Search the material and gather each line with "Number" in it.

- [Provided records]
** BEGIN **

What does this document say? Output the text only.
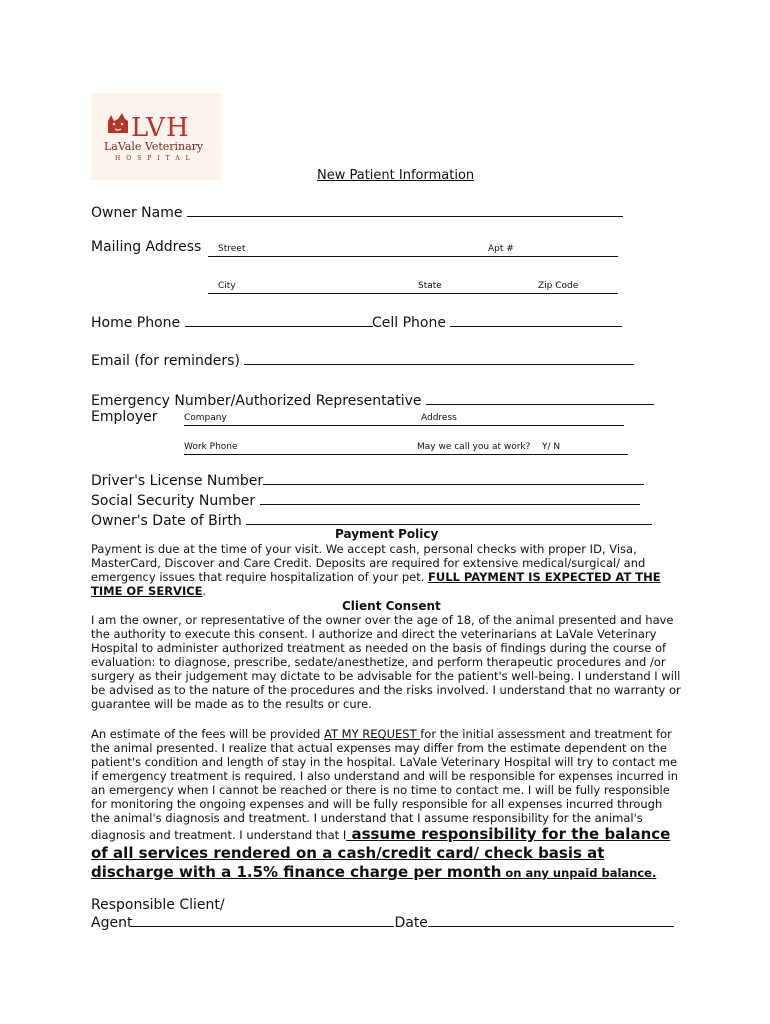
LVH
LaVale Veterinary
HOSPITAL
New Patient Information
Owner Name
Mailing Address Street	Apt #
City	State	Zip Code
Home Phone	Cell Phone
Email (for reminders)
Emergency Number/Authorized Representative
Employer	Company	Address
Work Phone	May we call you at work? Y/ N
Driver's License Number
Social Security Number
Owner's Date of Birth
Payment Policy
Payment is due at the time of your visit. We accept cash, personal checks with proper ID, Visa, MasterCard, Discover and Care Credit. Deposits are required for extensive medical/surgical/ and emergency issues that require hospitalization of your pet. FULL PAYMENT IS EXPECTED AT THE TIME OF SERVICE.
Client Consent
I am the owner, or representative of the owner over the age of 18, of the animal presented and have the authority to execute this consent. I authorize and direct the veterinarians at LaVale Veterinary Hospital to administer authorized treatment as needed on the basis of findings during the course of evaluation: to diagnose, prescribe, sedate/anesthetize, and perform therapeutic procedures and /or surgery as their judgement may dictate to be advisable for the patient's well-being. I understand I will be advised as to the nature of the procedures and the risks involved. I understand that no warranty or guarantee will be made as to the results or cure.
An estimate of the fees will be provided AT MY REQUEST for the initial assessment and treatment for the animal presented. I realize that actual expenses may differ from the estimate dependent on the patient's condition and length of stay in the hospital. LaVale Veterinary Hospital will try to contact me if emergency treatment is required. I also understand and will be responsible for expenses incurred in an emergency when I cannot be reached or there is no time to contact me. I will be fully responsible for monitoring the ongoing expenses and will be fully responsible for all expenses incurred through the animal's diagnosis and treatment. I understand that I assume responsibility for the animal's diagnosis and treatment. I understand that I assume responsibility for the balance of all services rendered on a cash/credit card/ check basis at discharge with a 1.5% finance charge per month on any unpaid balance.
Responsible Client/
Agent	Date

** END **

- [Answer]
Emergency Number/Authorized Representative
Driver's License Number
Social Security Number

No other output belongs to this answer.